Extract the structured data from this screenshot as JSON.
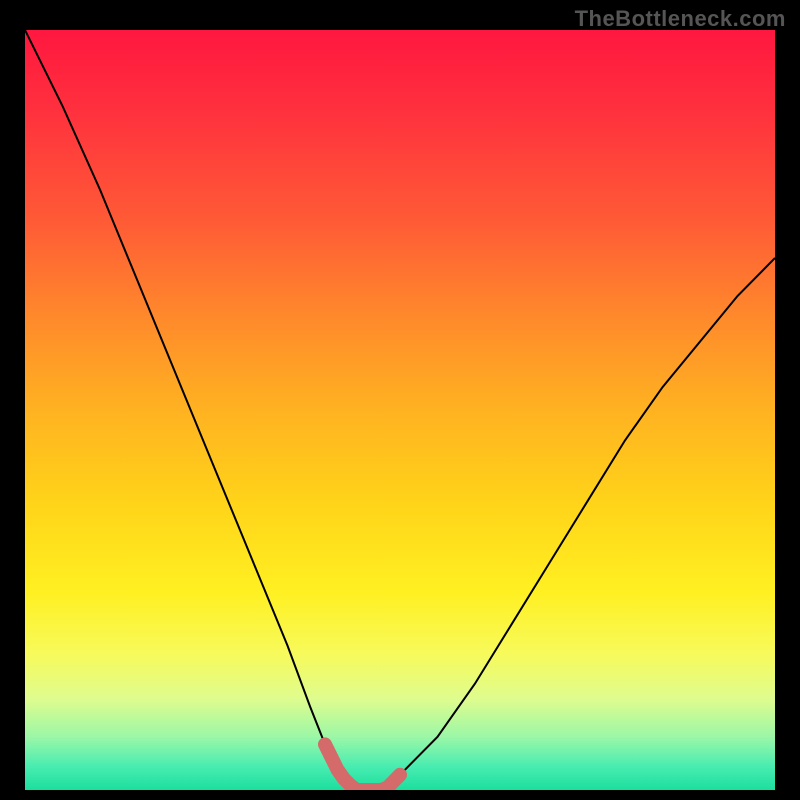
{
  "watermark": "TheBottleneck.com",
  "chart_data": {
    "type": "line",
    "title": "",
    "xlabel": "",
    "ylabel": "",
    "xlim": [
      0,
      100
    ],
    "ylim": [
      0,
      100
    ],
    "series": [
      {
        "name": "bottleneck-curve",
        "x": [
          0,
          5,
          10,
          15,
          20,
          25,
          30,
          35,
          38,
          40,
          42,
          44,
          46,
          48,
          50,
          55,
          60,
          65,
          70,
          75,
          80,
          85,
          90,
          95,
          100
        ],
        "y": [
          100,
          90,
          79,
          67,
          55,
          43,
          31,
          19,
          11,
          6,
          2,
          0,
          0,
          0,
          2,
          7,
          14,
          22,
          30,
          38,
          46,
          53,
          59,
          65,
          70
        ]
      }
    ],
    "highlight": {
      "name": "optimal-range",
      "x_start": 40,
      "x_end": 50,
      "color": "#d46a6a"
    },
    "gradient_stops": [
      {
        "pos": 0.0,
        "color": "#ff173f"
      },
      {
        "pos": 0.5,
        "color": "#ffd319"
      },
      {
        "pos": 0.82,
        "color": "#f7fa5a"
      },
      {
        "pos": 1.0,
        "color": "#1bdf9e"
      }
    ]
  }
}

━━━━━━━━

- _Task_:
Omit the pictures and output all of the other material exactly.

- _Solution for this exercise_:
Extract the structured data from this screenshot as JSON.
{
  "watermark": "TheBottleneck.com",
  "chart_data": {
    "type": "line",
    "title": "",
    "xlabel": "",
    "ylabel": "",
    "xlim": [
      0,
      100
    ],
    "ylim": [
      0,
      100
    ],
    "series": [
      {
        "name": "bottleneck-curve",
        "x": [
          0,
          5,
          10,
          15,
          20,
          25,
          30,
          35,
          38,
          40,
          42,
          44,
          46,
          48,
          50,
          55,
          60,
          65,
          70,
          75,
          80,
          85,
          90,
          95,
          100
        ],
        "y": [
          100,
          90,
          79,
          67,
          55,
          43,
          31,
          19,
          11,
          6,
          2,
          0,
          0,
          0,
          2,
          7,
          14,
          22,
          30,
          38,
          46,
          53,
          59,
          65,
          70
        ]
      }
    ],
    "highlight": {
      "name": "optimal-range",
      "x_start": 40,
      "x_end": 50,
      "color": "#d46a6a"
    },
    "gradient_stops": [
      {
        "pos": 0.0,
        "color": "#ff173f"
      },
      {
        "pos": 0.5,
        "color": "#ffd319"
      },
      {
        "pos": 0.82,
        "color": "#f7fa5a"
      },
      {
        "pos": 1.0,
        "color": "#1bdf9e"
      }
    ]
  }
}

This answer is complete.